(Dataset excerpt)
┏━━

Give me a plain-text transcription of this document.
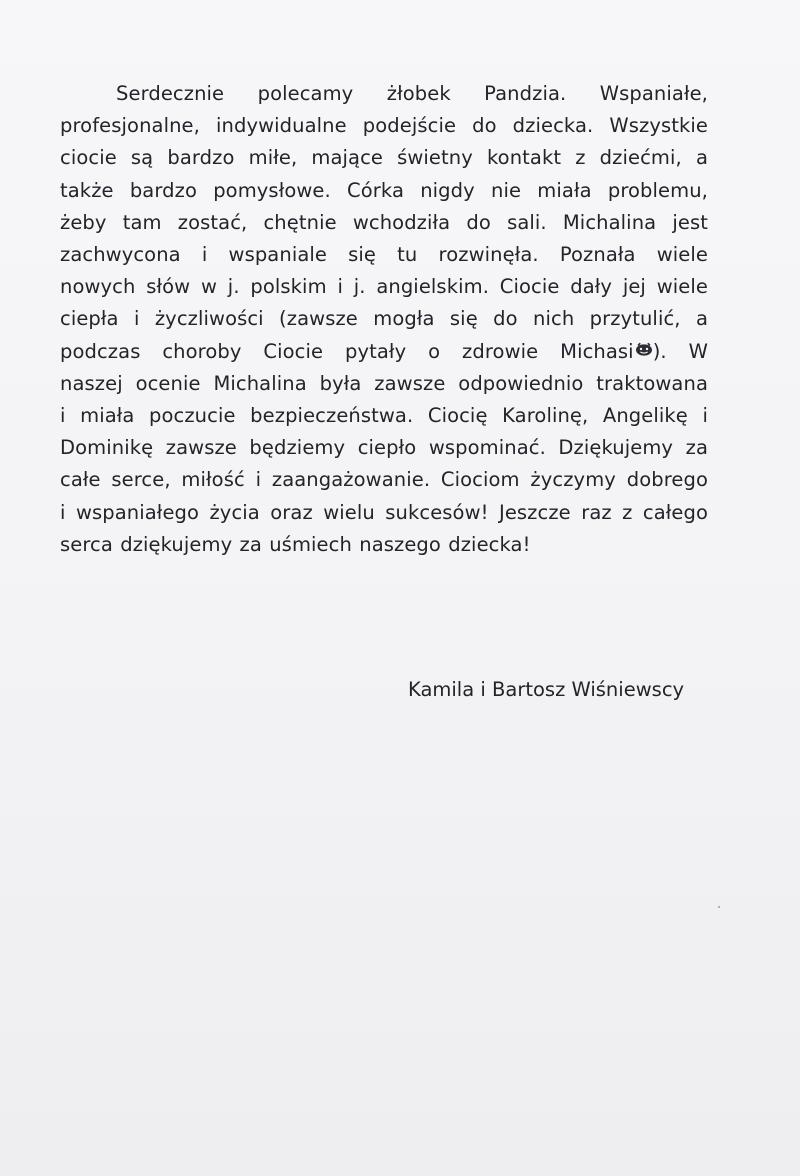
Serdecznie polecamy żłobek Pandzia. Wspaniałe,
profesjonalne, indywidualne podejście do dziecka. Wszystkie
ciocie są bardzo miłe, mające świetny kontakt z dziećmi, a
także bardzo pomysłowe. Córka nigdy nie miała problemu,
żeby tam zostać, chętnie wchodziła do sali. Michalina jest
zachwycona i wspaniale się tu rozwinęła. Poznała wiele
nowych słów w j. polskim i j. angielskim. Ciocie dały jej wiele
ciepła i życzliwości (zawsze mogła się do nich przytulić, a
podczas choroby Ciocie pytały o zdrowie Michasi ). W
naszej ocenie Michalina była zawsze odpowiednio traktowana
i miała poczucie bezpieczeństwa. Ciocię Karolinę, Angelikę i
Dominikę zawsze będziemy ciepło wspominać. Dziękujemy za
całe serce, miłość i zaangażowanie. Ciociom życzymy dobrego
i wspaniałego życia oraz wielu sukcesów! Jeszcze raz z całego
serca dziękujemy za uśmiech naszego dziecka!

Kamila i Bartosz Wiśniewscy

┗━━

• Required task:
Quote the preceding records in their entirety, excluding every picture.

• Completed exercise:
Give me a plain-text transcription of this document.
Serdecznie polecamy żłobek Pandzia. Wspaniałe,
profesjonalne, indywidualne podejście do dziecka. Wszystkie
ciocie są bardzo miłe, mające świetny kontakt z dziećmi, a
także bardzo pomysłowe. Córka nigdy nie miała problemu,
żeby tam zostać, chętnie wchodziła do sali. Michalina jest
zachwycona i wspaniale się tu rozwinęła. Poznała wiele
nowych słów w j. polskim i j. angielskim. Ciocie dały jej wiele
ciepła i życzliwości (zawsze mogła się do nich przytulić, a
podczas choroby Ciocie pytały o zdrowie Michasi ). W
naszej ocenie Michalina była zawsze odpowiednio traktowana
i miała poczucie bezpieczeństwa. Ciocię Karolinę, Angelikę i
Dominikę zawsze będziemy ciepło wspominać. Dziękujemy za
całe serce, miłość i zaangażowanie. Ciociom życzymy dobrego
i wspaniałego życia oraz wielu sukcesów! Jeszcze raz z całego
serca dziękujemy za uśmiech naszego dziecka!

Kamila i Bartosz Wiśniewscy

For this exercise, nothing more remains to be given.